The records below must be duplicated exactly, character for character.
::: Record extracts
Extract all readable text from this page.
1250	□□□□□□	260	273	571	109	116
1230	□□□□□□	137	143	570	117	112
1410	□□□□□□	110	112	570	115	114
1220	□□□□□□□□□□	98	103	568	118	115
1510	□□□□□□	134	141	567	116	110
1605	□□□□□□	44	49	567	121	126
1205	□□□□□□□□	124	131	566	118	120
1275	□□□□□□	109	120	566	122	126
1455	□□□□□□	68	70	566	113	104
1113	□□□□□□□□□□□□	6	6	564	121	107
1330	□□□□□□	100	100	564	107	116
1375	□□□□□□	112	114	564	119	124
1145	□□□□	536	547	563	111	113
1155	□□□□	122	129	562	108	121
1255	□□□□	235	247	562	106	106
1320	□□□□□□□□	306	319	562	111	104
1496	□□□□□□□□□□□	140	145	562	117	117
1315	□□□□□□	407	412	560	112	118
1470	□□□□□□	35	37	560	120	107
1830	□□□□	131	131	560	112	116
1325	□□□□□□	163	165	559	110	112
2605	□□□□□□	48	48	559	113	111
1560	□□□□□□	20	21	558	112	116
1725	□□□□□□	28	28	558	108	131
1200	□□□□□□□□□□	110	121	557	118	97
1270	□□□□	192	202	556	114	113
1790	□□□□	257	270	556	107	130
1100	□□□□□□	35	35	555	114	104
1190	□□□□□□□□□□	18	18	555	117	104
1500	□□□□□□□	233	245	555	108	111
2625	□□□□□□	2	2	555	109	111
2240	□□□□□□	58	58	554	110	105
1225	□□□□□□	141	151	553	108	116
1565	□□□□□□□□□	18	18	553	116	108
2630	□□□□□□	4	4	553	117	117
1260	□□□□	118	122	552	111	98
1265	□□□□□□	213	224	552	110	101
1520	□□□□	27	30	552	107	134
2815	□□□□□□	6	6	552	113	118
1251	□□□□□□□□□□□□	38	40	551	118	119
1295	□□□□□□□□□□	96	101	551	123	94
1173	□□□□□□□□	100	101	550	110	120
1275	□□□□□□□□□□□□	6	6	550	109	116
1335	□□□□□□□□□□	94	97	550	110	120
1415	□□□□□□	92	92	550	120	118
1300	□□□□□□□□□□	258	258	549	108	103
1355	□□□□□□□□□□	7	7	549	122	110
::::::
### The answer
Extract all readable text from this page.
1250	□□□□□□	260	273	571	109	116
1230	□□□□□□	137	143	570	117	112
1410	□□□□□□	110	112	570	115	114
1220	□□□□□□□□□□	98	103	568	118	115
1510	□□□□□□	134	141	567	116	110
1605	□□□□□□	44	49	567	121	126
1205	□□□□□□□□	124	131	566	118	120
1275	□□□□□□	109	120	566	122	126
1455	□□□□□□	68	70	566	113	104
1113	□□□□□□□□□□□□	6	6	564	121	107
1330	□□□□□□	100	100	564	107	116
1375	□□□□□□	112	114	564	119	124
1145	□□□□	536	547	563	111	113
1155	□□□□	122	129	562	108	121
1255	□□□□	235	247	562	106	106
1320	□□□□□□□□	306	319	562	111	104
1496	□□□□□□□□□□□	140	145	562	117	117
1315	□□□□□□	407	412	560	112	118
1470	□□□□□□	35	37	560	120	107
1830	□□□□	131	131	560	112	116
1325	□□□□□□	163	165	559	110	112
2605	□□□□□□	48	48	559	113	111
1560	□□□□□□	20	21	558	112	116
1725	□□□□□□	28	28	558	108	131
1200	□□□□□□□□□□	110	121	557	118	97
1270	□□□□	192	202	556	114	113
1790	□□□□	257	270	556	107	130
1100	□□□□□□	35	35	555	114	104
1190	□□□□□□□□□□	18	18	555	117	104
1500	□□□□□□□	233	245	555	108	111
2625	□□□□□□	2	2	555	109	111
2240	□□□□□□	58	58	554	110	105
1225	□□□□□□	141	151	553	108	116
1565	□□□□□□□□□	18	18	553	116	108
2630	□□□□□□	4	4	553	117	117
1260	□□□□	118	122	552	111	98
1265	□□□□□□	213	224	552	110	101
1520	□□□□	27	30	552	107	134
2815	□□□□□□	6	6	552	113	118
1251	□□□□□□□□□□□□	38	40	551	118	119
1295	□□□□□□□□□□	96	101	551	123	94
1173	□□□□□□□□	100	101	550	110	120
1275	□□□□□□□□□□□□	6	6	550	109	116
1335	□□□□□□□□□□	94	97	550	110	120
1415	□□□□□□	92	92	550	120	118
1300	□□□□□□□□□□	258	258	549	108	103
1355	□□□□□□□□□□	7	7	549	122	110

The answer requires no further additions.